GIVEN REQUEST.
Extract the full listing below without altering a single character.

RECORDS SHOWN.
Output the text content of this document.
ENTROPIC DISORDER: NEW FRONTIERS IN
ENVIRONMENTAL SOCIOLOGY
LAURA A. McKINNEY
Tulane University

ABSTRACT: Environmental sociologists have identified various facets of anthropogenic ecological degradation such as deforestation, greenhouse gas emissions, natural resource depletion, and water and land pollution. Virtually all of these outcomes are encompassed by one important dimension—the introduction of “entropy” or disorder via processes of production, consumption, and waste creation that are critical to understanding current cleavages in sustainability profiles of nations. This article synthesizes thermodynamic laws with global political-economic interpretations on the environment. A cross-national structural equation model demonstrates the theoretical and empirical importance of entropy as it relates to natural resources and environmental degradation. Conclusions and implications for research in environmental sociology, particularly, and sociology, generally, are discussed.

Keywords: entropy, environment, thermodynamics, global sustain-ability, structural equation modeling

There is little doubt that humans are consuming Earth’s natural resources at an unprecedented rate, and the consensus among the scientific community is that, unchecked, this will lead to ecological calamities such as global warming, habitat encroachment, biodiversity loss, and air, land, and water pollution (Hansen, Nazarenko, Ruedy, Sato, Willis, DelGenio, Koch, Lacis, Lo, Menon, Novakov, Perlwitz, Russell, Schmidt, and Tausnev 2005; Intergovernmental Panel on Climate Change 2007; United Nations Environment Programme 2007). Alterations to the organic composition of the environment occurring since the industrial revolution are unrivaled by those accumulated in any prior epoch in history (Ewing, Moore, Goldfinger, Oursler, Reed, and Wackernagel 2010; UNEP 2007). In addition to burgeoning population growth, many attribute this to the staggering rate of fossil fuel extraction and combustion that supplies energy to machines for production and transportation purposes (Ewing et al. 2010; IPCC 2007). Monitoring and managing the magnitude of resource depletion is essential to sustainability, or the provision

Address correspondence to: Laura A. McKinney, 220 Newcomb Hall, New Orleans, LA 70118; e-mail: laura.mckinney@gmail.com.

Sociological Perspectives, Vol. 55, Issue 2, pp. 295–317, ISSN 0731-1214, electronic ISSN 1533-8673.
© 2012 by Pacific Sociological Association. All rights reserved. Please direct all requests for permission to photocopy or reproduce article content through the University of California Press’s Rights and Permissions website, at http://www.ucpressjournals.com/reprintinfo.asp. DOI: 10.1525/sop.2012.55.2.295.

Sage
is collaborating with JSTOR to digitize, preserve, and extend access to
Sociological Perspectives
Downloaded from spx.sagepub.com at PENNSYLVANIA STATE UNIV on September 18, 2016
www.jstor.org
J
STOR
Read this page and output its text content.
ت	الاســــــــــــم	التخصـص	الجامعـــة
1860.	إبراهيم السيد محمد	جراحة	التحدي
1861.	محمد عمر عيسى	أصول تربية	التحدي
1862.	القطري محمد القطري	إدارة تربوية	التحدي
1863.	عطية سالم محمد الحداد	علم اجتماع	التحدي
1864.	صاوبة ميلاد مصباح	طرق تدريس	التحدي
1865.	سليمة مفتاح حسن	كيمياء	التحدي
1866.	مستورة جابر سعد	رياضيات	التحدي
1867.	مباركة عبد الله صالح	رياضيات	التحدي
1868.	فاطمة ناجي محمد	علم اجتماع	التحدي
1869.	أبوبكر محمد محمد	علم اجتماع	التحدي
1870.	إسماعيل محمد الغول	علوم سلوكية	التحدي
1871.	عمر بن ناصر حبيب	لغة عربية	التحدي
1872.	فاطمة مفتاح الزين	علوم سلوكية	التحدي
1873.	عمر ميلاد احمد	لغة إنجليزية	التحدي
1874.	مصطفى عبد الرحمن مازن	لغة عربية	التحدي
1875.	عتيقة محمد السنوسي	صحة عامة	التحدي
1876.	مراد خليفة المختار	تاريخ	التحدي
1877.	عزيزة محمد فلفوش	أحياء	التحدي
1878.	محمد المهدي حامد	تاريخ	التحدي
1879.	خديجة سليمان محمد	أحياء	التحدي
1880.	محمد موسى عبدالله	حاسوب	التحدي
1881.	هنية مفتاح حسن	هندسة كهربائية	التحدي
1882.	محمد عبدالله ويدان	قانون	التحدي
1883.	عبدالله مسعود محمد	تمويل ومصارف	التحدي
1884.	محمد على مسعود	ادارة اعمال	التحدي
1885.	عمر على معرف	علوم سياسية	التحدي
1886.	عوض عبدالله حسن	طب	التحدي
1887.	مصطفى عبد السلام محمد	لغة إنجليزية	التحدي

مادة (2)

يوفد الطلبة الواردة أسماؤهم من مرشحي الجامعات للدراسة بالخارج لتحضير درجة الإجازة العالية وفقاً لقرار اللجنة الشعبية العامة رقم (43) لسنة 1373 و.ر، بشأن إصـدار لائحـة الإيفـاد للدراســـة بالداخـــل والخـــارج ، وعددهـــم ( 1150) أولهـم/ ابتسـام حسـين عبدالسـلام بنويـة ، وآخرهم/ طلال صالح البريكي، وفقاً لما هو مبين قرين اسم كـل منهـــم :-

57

SOLUTION TO THE EXERCISE.
Output the text content of this document.
ENTROPIC DISORDER: NEW FRONTIERS IN
ENVIRONMENTAL SOCIOLOGY
LAURA A. McKINNEY
Tulane University

ABSTRACT: Environmental sociologists have identified various facets of anthropogenic ecological degradation such as deforestation, greenhouse gas emissions, natural resource depletion, and water and land pollution. Virtually all of these outcomes are encompassed by one important dimension—the introduction of “entropy” or disorder via processes of production, consumption, and waste creation that are critical to understanding current cleavages in sustainability profiles of nations. This article synthesizes thermodynamic laws with global political-economic interpretations on the environment. A cross-national structural equation model demonstrates the theoretical and empirical importance of entropy as it relates to natural resources and environmental degradation. Conclusions and implications for research in environmental sociology, particularly, and sociology, generally, are discussed.

Keywords: entropy, environment, thermodynamics, global sustain-ability, structural equation modeling

There is little doubt that humans are consuming Earth’s natural resources at an unprecedented rate, and the consensus among the scientific community is that, unchecked, this will lead to ecological calamities such as global warming, habitat encroachment, biodiversity loss, and air, land, and water pollution (Hansen, Nazarenko, Ruedy, Sato, Willis, DelGenio, Koch, Lacis, Lo, Menon, Novakov, Perlwitz, Russell, Schmidt, and Tausnev 2005; Intergovernmental Panel on Climate Change 2007; United Nations Environment Programme 2007). Alterations to the organic composition of the environment occurring since the industrial revolution are unrivaled by those accumulated in any prior epoch in history (Ewing, Moore, Goldfinger, Oursler, Reed, and Wackernagel 2010; UNEP 2007). In addition to burgeoning population growth, many attribute this to the staggering rate of fossil fuel extraction and combustion that supplies energy to machines for production and transportation purposes (Ewing et al. 2010; IPCC 2007). Monitoring and managing the magnitude of resource depletion is essential to sustainability, or the provision

Address correspondence to: Laura A. McKinney, 220 Newcomb Hall, New Orleans, LA 70118; e-mail: laura.mckinney@gmail.com.

Sociological Perspectives, Vol. 55, Issue 2, pp. 295–317, ISSN 0731-1214, electronic ISSN 1533-8673.
© 2012 by Pacific Sociological Association. All rights reserved. Please direct all requests for permission to photocopy or reproduce article content through the University of California Press’s Rights and Permissions website, at http://www.ucpressjournals.com/reprintinfo.asp. DOI: 10.1525/sop.2012.55.2.295.

Sage
is collaborating with JSTOR to digitize, preserve, and extend access to
Sociological Perspectives
Downloaded from spx.sagepub.com at PENNSYLVANIA STATE UNIV on September 18, 2016
www.jstor.org
J
STOR
Read this page and output its text content.
ت	الاســــــــــــم	التخصـص	الجامعـــة
1860.	إبراهيم السيد محمد	جراحة	التحدي
1861.	محمد عمر عيسى	أصول تربية	التحدي
1862.	القطري محمد القطري	إدارة تربوية	التحدي
1863.	عطية سالم محمد الحداد	علم اجتماع	التحدي
1864.	صاوبة ميلاد مصباح	طرق تدريس	التحدي
1865.	سليمة مفتاح حسن	كيمياء	التحدي
1866.	مستورة جابر سعد	رياضيات	التحدي
1867.	مباركة عبد الله صالح	رياضيات	التحدي
1868.	فاطمة ناجي محمد	علم اجتماع	التحدي
1869.	أبوبكر محمد محمد	علم اجتماع	التحدي
1870.	إسماعيل محمد الغول	علوم سلوكية	التحدي
1871.	عمر بن ناصر حبيب	لغة عربية	التحدي
1872.	فاطمة مفتاح الزين	علوم سلوكية	التحدي
1873.	عمر ميلاد احمد	لغة إنجليزية	التحدي
1874.	مصطفى عبد الرحمن مازن	لغة عربية	التحدي
1875.	عتيقة محمد السنوسي	صحة عامة	التحدي
1876.	مراد خليفة المختار	تاريخ	التحدي
1877.	عزيزة محمد فلفوش	أحياء	التحدي
1878.	محمد المهدي حامد	تاريخ	التحدي
1879.	خديجة سليمان محمد	أحياء	التحدي
1880.	محمد موسى عبدالله	حاسوب	التحدي
1881.	هنية مفتاح حسن	هندسة كهربائية	التحدي
1882.	محمد عبدالله ويدان	قانون	التحدي
1883.	عبدالله مسعود محمد	تمويل ومصارف	التحدي
1884.	محمد على مسعود	ادارة اعمال	التحدي
1885.	عمر على معرف	علوم سياسية	التحدي
1886.	عوض عبدالله حسن	طب	التحدي
1887.	مصطفى عبد السلام محمد	لغة إنجليزية	التحدي

مادة (2)

يوفد الطلبة الواردة أسماؤهم من مرشحي الجامعات للدراسة بالخارج لتحضير درجة الإجازة العالية وفقاً لقرار اللجنة الشعبية العامة رقم (43) لسنة 1373 و.ر، بشأن إصـدار لائحـة الإيفـاد للدراســـة بالداخـــل والخـــارج ، وعددهـــم ( 1150) أولهـم/ ابتسـام حسـين عبدالسـلام بنويـة ، وآخرهم/ طلال صالح البريكي، وفقاً لما هو مبين قرين اسم كـل منهـــم :-

57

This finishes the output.